— TO BE DONE —
How many of the lines contain the string "Inventory"? Give the number, with no other words.

(Stored data entries)
────────

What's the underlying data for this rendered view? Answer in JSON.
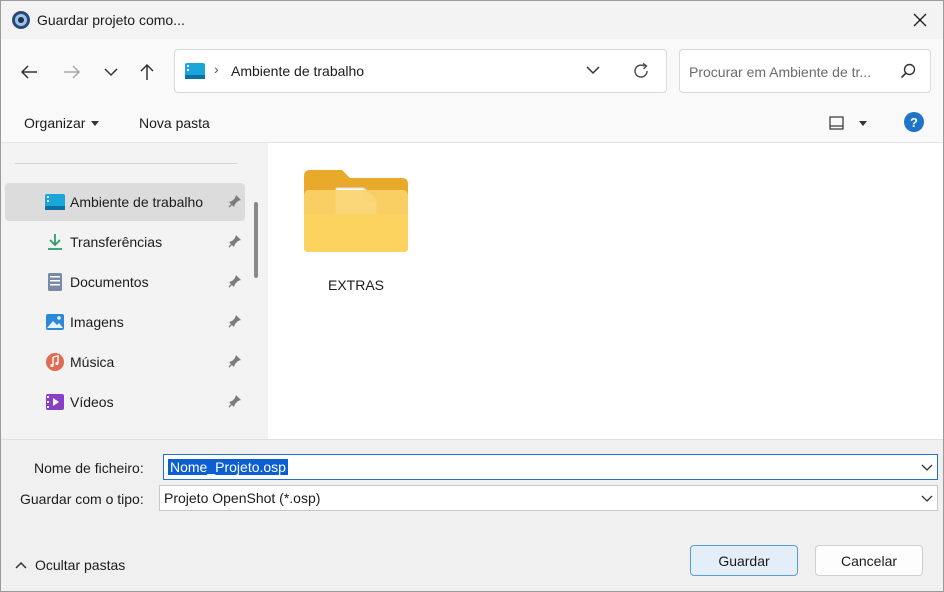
{
  "window": {
    "title": "Guardar projeto como..."
  },
  "nav": {
    "path_label": "Ambiente de trabalho",
    "search_placeholder": "Procurar em Ambiente de tr..."
  },
  "commands": {
    "organize": "Organizar",
    "new_folder": "Nova pasta",
    "help": "?"
  },
  "sidebar": {
    "items": [
      {
        "label": "Ambiente de trabalho",
        "icon": "desktop-icon",
        "selected": true,
        "pinned": true
      },
      {
        "label": "Transferências",
        "icon": "download-icon",
        "pinned": true
      },
      {
        "label": "Documentos",
        "icon": "documents-icon",
        "pinned": true
      },
      {
        "label": "Imagens",
        "icon": "pictures-icon",
        "pinned": true
      },
      {
        "label": "Música",
        "icon": "music-icon",
        "pinned": true
      },
      {
        "label": "Vídeos",
        "icon": "videos-icon",
        "pinned": true
      }
    ]
  },
  "content": {
    "items": [
      {
        "label": "EXTRAS",
        "type": "folder"
      }
    ]
  },
  "form": {
    "filename_label": "Nome de ficheiro:",
    "filename_value": "Nome_Projeto.osp",
    "type_label": "Guardar com o tipo:",
    "type_value": "Projeto OpenShot (*.osp)"
  },
  "footer": {
    "hide_folders": "Ocultar pastas",
    "save": "Guardar",
    "cancel": "Cancelar"
  },
  "colors": {
    "accent": "#1f73c8",
    "folder": "#f8c842",
    "selection": "#0b5fd1"
  }
}
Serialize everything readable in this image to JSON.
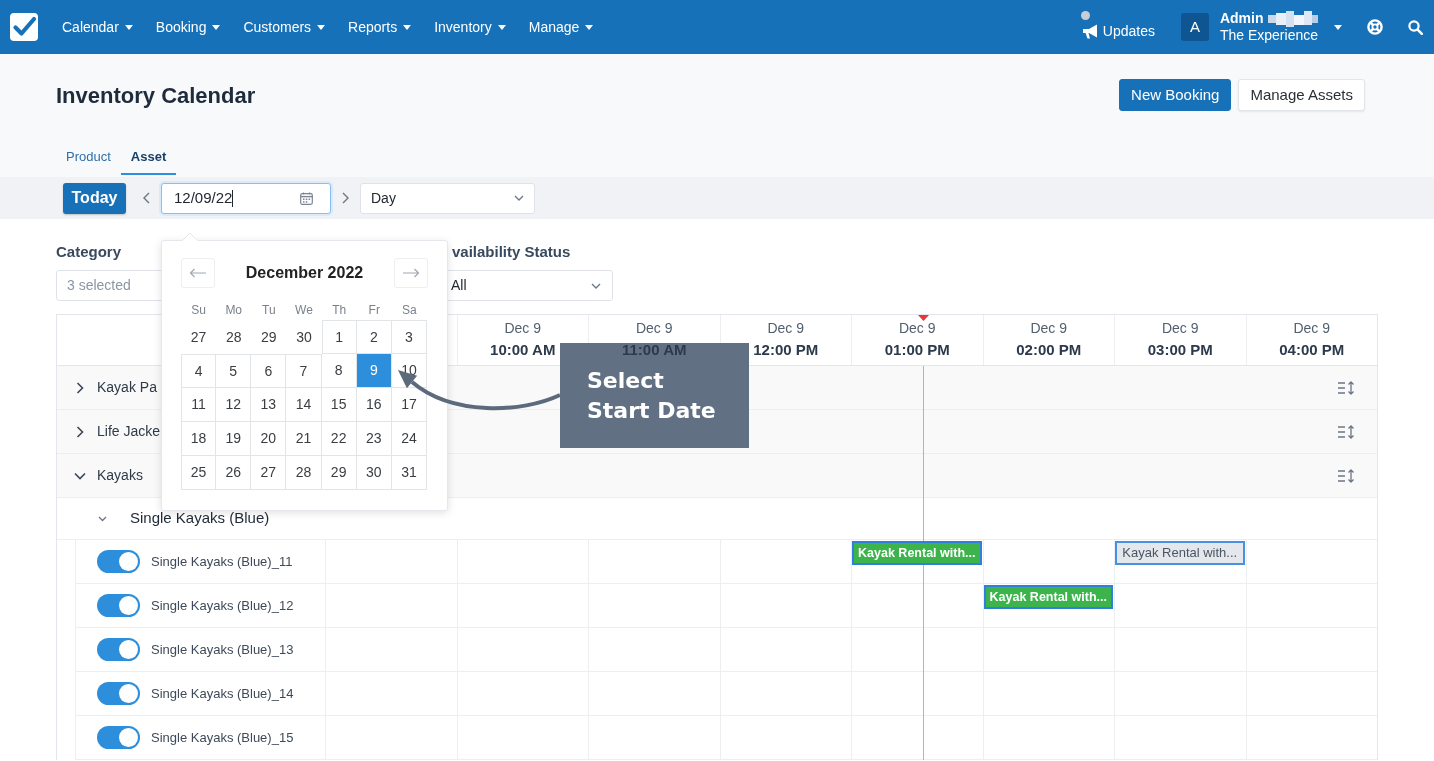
{
  "nav": {
    "menu": [
      {
        "label": "Calendar"
      },
      {
        "label": "Booking"
      },
      {
        "label": "Customers"
      },
      {
        "label": "Reports"
      },
      {
        "label": "Inventory"
      },
      {
        "label": "Manage"
      }
    ],
    "updates": {
      "label": "Updates",
      "unread": true
    },
    "account": {
      "initial": "A",
      "name": "Admin",
      "organization": "The Experience"
    }
  },
  "page": {
    "title": "Inventory Calendar",
    "actions": [
      {
        "label": "New Booking",
        "kind": "primary"
      },
      {
        "label": "Manage Assets",
        "kind": "secondary"
      }
    ]
  },
  "tabs": [
    {
      "label": "Product",
      "selected": false
    },
    {
      "label": "Asset",
      "selected": true
    }
  ],
  "toolbar": {
    "today": "Today",
    "date": {
      "value": "12/09/22",
      "focused": true
    },
    "view": {
      "value": "Day"
    }
  },
  "filters": [
    {
      "label": "Category",
      "kind": "multiselect",
      "placeholder": "3 selected"
    },
    {
      "label": "vailability Status",
      "kind": "select",
      "value": "All"
    }
  ],
  "datepicker": {
    "month": "December 2022",
    "weekdays": [
      "Su",
      "Mo",
      "Tu",
      "We",
      "Th",
      "Fr",
      "Sa"
    ],
    "weeks": [
      [
        {
          "day": "27",
          "outside": true,
          "selected": false
        },
        {
          "day": "28",
          "outside": true,
          "selected": false
        },
        {
          "day": "29",
          "outside": true,
          "selected": false
        },
        {
          "day": "30",
          "outside": true,
          "selected": false
        },
        {
          "day": "1",
          "outside": false,
          "selected": false
        },
        {
          "day": "2",
          "outside": false,
          "selected": false
        },
        {
          "day": "3",
          "outside": false,
          "selected": false
        }
      ],
      [
        {
          "day": "4",
          "outside": false,
          "selected": false
        },
        {
          "day": "5",
          "outside": false,
          "selected": false
        },
        {
          "day": "6",
          "outside": false,
          "selected": false
        },
        {
          "day": "7",
          "outside": false,
          "selected": false
        },
        {
          "day": "8",
          "outside": false,
          "selected": false
        },
        {
          "day": "9",
          "outside": false,
          "selected": true
        },
        {
          "day": "10",
          "outside": false,
          "selected": false
        }
      ],
      [
        {
          "day": "11",
          "outside": false,
          "selected": false
        },
        {
          "day": "12",
          "outside": false,
          "selected": false
        },
        {
          "day": "13",
          "outside": false,
          "selected": false
        },
        {
          "day": "14",
          "outside": false,
          "selected": false
        },
        {
          "day": "15",
          "outside": false,
          "selected": false
        },
        {
          "day": "16",
          "outside": false,
          "selected": false
        },
        {
          "day": "17",
          "outside": false,
          "selected": false
        }
      ],
      [
        {
          "day": "18",
          "outside": false,
          "selected": false
        },
        {
          "day": "19",
          "outside": false,
          "selected": false
        },
        {
          "day": "20",
          "outside": false,
          "selected": false
        },
        {
          "day": "21",
          "outside": false,
          "selected": false
        },
        {
          "day": "22",
          "outside": false,
          "selected": false
        },
        {
          "day": "23",
          "outside": false,
          "selected": false
        },
        {
          "day": "24",
          "outside": false,
          "selected": false
        }
      ],
      [
        {
          "day": "25",
          "outside": false,
          "selected": false
        },
        {
          "day": "26",
          "outside": false,
          "selected": false
        },
        {
          "day": "27",
          "outside": false,
          "selected": false
        },
        {
          "day": "28",
          "outside": false,
          "selected": false
        },
        {
          "day": "29",
          "outside": false,
          "selected": false
        },
        {
          "day": "30",
          "outside": false,
          "selected": false
        },
        {
          "day": "31",
          "outside": false,
          "selected": false
        }
      ]
    ]
  },
  "callout": {
    "text": "Select\nStart Date"
  },
  "timeline": {
    "columns": [
      {
        "date": "Dec 9",
        "time": "10:00 AM"
      },
      {
        "date": "Dec 9",
        "time": "11:00 AM"
      },
      {
        "date": "Dec 9",
        "time": "12:00 PM"
      },
      {
        "date": "Dec 9",
        "time": "01:00 PM"
      },
      {
        "date": "Dec 9",
        "time": "02:00 PM"
      },
      {
        "date": "Dec 9",
        "time": "03:00 PM"
      },
      {
        "date": "Dec 9",
        "time": "04:00 PM"
      }
    ],
    "groups": [
      {
        "kind": "group",
        "label": "Kayak Pa",
        "expanded": false
      },
      {
        "kind": "group",
        "label": "Life Jacke",
        "expanded": false
      },
      {
        "kind": "group",
        "label": "Kayaks",
        "expanded": true,
        "children": [
          {
            "kind": "subgroup",
            "label": "Single Kayaks (Blue)",
            "expanded": true,
            "children": [
              {
                "kind": "asset",
                "name": "Single Kayaks (Blue)_11",
                "on": true,
                "cells": [
                  null,
                  null,
                  null,
                  {
                    "label": "Kayak Rental with...",
                    "kind": "confirmed"
                  },
                  null,
                  {
                    "label": "Kayak Rental with...",
                    "kind": "pending"
                  },
                  null
                ]
              },
              {
                "kind": "asset",
                "name": "Single Kayaks (Blue)_12",
                "on": true,
                "cells": [
                  null,
                  null,
                  null,
                  null,
                  {
                    "label": "Kayak Rental with...",
                    "kind": "confirmed"
                  },
                  null,
                  null
                ]
              },
              {
                "kind": "asset",
                "name": "Single Kayaks (Blue)_13",
                "on": true,
                "cells": [
                  null,
                  null,
                  null,
                  null,
                  null,
                  null,
                  null
                ]
              },
              {
                "kind": "asset",
                "name": "Single Kayaks (Blue)_14",
                "on": true,
                "cells": [
                  null,
                  null,
                  null,
                  null,
                  null,
                  null,
                  null
                ]
              },
              {
                "kind": "asset",
                "name": "Single Kayaks (Blue)_15",
                "on": true,
                "cells": [
                  null,
                  null,
                  null,
                  null,
                  null,
                  null,
                  null
                ]
              }
            ]
          }
        ]
      }
    ]
  }
}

────────

— RESULT OF THE EXERCISE —
2